## TASK INSTRUCTIONS
Return all the data below as it stands, minus the pictures.

## DATA LINES
********

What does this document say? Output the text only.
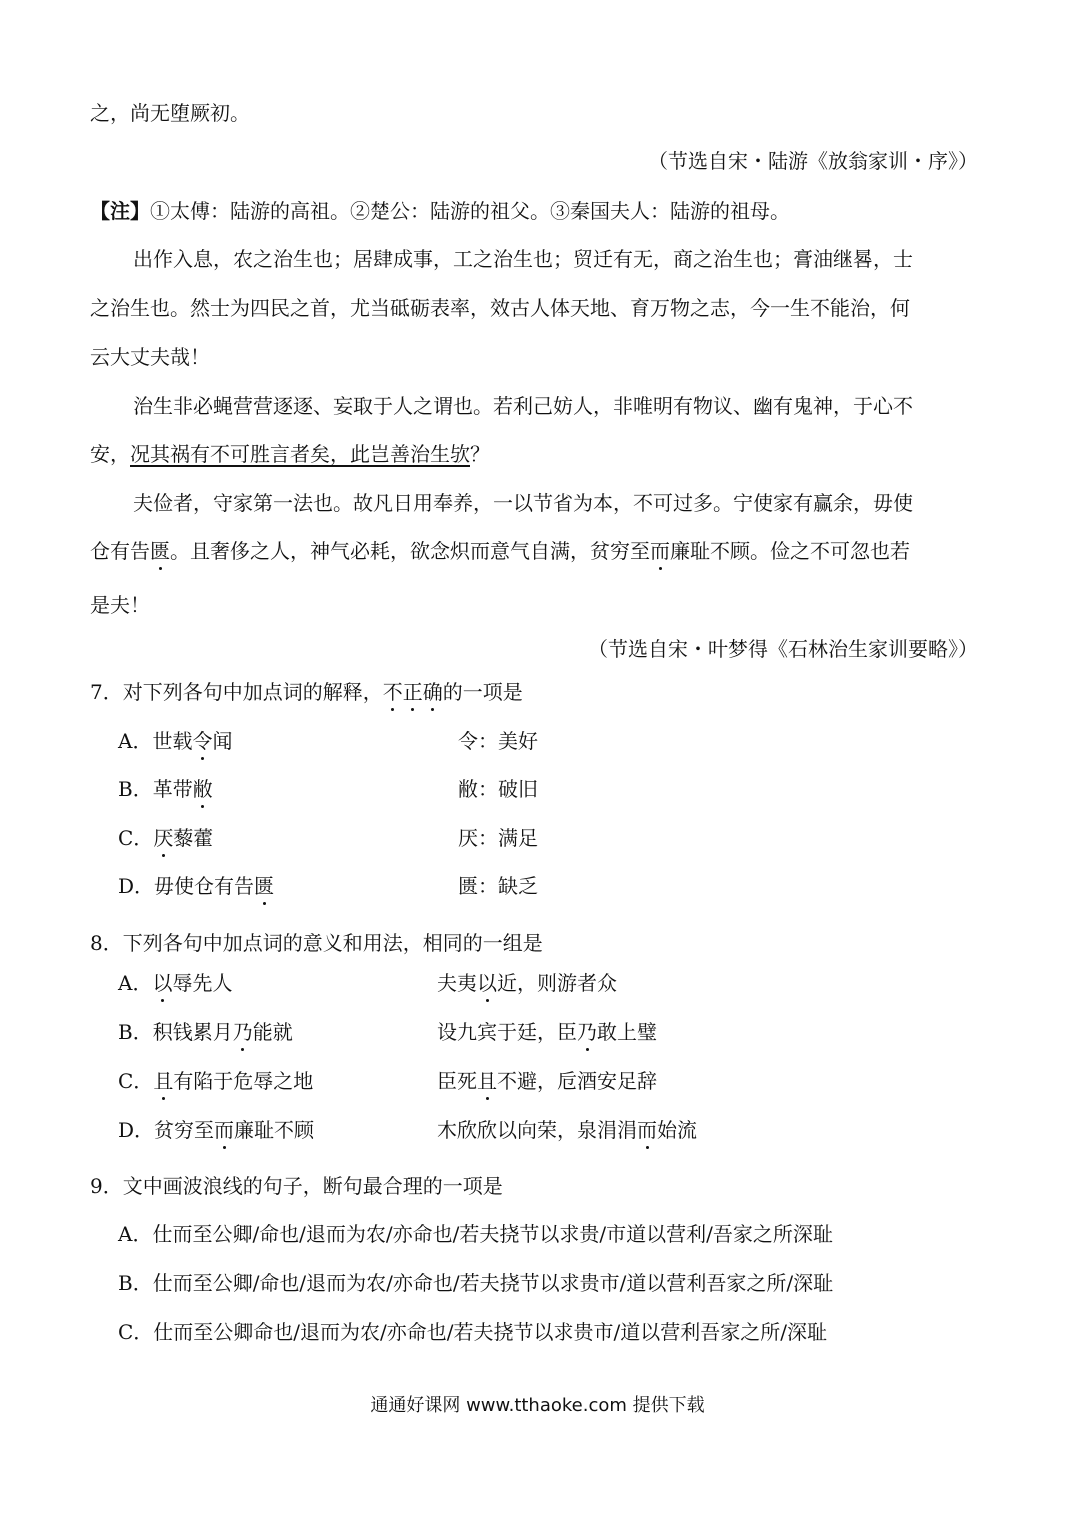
之，尚无堕厥初。
（节选自宋・陆游《放翁家训・序》）
【注】①太傅：陆游的高祖。②楚公：陆游的祖父。③秦国夫人：陆游的祖母。
出作入息，农之治生也；居肆成事，工之治生也；贸迁有无，商之治生也；膏油继晷，士
之治生也。然士为四民之首，尤当砥砺表率，效古人体天地、育万物之志，今一生不能治，何
云大丈夫哉！
治生非必蝇营营逐逐、妄取于人之谓也。若利己妨人，非唯明有物议、幽有鬼神，于心不
安，况其祸有不可胜言者矣，此岂善治生欤？
夫俭者，守家第一法也。故凡日用奉养，一以节省为本，不可过多。宁使家有赢余，毋使
仓有告匮。且奢侈之人，神气必耗，欲念炽而意气自满，贫穷至而廉耻不顾。俭之不可忽也若
是夫！
（节选自宋・叶梦得《石林治生家训要略》）
7．对下列各句中加点词的解释，不正确的一项是
A．世载令闻	令：美好
B．革带敝	敝：破旧
C．厌藜藿	厌：满足
D．毋使仓有告匮	匮：缺乏
8．下列各句中加点词的意义和用法，相同的一组是
A．以辱先人	夫夷以近，则游者众
B．积钱累月乃能就	设九宾于廷，臣乃敢上璧
C．且有陷于危辱之地	臣死且不避，卮酒安足辞
D．贫穷至而廉耻不顾	木欣欣以向荣，泉涓涓而始流
9．文中画波浪线的句子，断句最合理的一项是
A．仕而至公卿/命也/退而为农/亦命也/若夫挠节以求贵/市道以营利/吾家之所深耻
B．仕而至公卿/命也/退而为农/亦命也/若夫挠节以求贵市/道以营利吾家之所/深耻
C．仕而至公卿命也/退而为农/亦命也/若夫挠节以求贵市/道以营利吾家之所/深耻
通通好课网 www.tthaoke.com 提供下载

********

## ANSWER
What does this document say? Output the text only.
之，尚无堕厥初。
（节选自宋・陆游《放翁家训・序》）
【注】①太傅：陆游的高祖。②楚公：陆游的祖父。③秦国夫人：陆游的祖母。
出作入息，农之治生也；居肆成事，工之治生也；贸迁有无，商之治生也；膏油继晷，士
之治生也。然士为四民之首，尤当砥砺表率，效古人体天地、育万物之志，今一生不能治，何
云大丈夫哉！
治生非必蝇营营逐逐、妄取于人之谓也。若利己妨人，非唯明有物议、幽有鬼神，于心不
安，况其祸有不可胜言者矣，此岂善治生欤？
夫俭者，守家第一法也。故凡日用奉养，一以节省为本，不可过多。宁使家有赢余，毋使
仓有告匮。且奢侈之人，神气必耗，欲念炽而意气自满，贫穷至而廉耻不顾。俭之不可忽也若
是夫！
（节选自宋・叶梦得《石林治生家训要略》）
7．对下列各句中加点词的解释，不正确的一项是
A．世载令闻	令：美好
B．革带敝	敝：破旧
C．厌藜藿	厌：满足
D．毋使仓有告匮	匮：缺乏
8．下列各句中加点词的意义和用法，相同的一组是
A．以辱先人	夫夷以近，则游者众
B．积钱累月乃能就	设九宾于廷，臣乃敢上璧
C．且有陷于危辱之地	臣死且不避，卮酒安足辞
D．贫穷至而廉耻不顾	木欣欣以向荣，泉涓涓而始流
9．文中画波浪线的句子，断句最合理的一项是
A．仕而至公卿/命也/退而为农/亦命也/若夫挠节以求贵/市道以营利/吾家之所深耻
B．仕而至公卿/命也/退而为农/亦命也/若夫挠节以求贵市/道以营利吾家之所/深耻
C．仕而至公卿命也/退而为农/亦命也/若夫挠节以求贵市/道以营利吾家之所/深耻
通通好课网 www.tthaoke.com 提供下载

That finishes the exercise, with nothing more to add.